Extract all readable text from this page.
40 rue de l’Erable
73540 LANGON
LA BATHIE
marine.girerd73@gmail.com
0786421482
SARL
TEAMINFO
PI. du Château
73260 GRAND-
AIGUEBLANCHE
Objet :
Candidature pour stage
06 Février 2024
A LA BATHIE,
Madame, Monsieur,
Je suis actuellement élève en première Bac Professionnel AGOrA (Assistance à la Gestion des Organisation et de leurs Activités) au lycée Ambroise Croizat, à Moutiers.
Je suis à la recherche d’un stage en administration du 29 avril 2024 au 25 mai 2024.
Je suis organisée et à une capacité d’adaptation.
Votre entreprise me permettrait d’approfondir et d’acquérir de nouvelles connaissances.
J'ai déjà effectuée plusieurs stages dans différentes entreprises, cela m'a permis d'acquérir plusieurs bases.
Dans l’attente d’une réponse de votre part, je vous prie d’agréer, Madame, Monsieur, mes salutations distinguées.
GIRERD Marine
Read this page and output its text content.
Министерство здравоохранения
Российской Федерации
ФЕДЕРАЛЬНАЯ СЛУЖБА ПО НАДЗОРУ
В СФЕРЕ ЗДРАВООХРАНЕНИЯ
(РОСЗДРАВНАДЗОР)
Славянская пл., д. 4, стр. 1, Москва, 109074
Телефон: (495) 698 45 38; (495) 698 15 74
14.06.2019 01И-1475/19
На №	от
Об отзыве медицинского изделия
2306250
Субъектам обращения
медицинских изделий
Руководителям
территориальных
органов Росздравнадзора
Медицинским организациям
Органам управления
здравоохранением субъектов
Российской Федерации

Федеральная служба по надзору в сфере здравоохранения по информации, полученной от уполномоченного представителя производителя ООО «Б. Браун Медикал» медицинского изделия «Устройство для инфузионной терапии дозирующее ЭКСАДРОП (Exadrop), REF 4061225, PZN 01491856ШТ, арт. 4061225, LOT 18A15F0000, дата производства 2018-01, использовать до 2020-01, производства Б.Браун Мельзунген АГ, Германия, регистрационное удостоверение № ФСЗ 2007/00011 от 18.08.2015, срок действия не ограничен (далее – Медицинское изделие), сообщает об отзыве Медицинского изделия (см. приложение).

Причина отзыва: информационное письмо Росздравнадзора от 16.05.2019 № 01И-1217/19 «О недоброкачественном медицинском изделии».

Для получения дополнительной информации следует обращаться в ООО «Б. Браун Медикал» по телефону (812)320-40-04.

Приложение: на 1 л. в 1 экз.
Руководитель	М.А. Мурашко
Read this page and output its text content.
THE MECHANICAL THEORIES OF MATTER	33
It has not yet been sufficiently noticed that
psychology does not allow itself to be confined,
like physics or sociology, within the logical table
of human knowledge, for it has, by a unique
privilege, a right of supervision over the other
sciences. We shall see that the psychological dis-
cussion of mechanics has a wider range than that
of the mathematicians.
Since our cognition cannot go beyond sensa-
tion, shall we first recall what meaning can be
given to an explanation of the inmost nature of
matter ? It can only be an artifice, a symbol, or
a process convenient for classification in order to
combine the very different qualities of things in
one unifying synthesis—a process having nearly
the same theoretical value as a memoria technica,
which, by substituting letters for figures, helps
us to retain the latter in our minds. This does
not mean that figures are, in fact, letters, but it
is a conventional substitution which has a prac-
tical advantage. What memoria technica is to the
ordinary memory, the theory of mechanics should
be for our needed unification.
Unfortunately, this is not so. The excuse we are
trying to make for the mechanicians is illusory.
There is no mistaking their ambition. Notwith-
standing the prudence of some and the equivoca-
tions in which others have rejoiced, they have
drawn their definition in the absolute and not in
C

- **Goal**
Copy out every line of the listing that includes the string "Росздравнадзора".

- **Right answer**
органов Росздравнадзора
Причина отзыва: информационное письмо Росздравнадзора от 16.05.2019 № 01И-1217/19 «О недоброкачественном медицинском изделии».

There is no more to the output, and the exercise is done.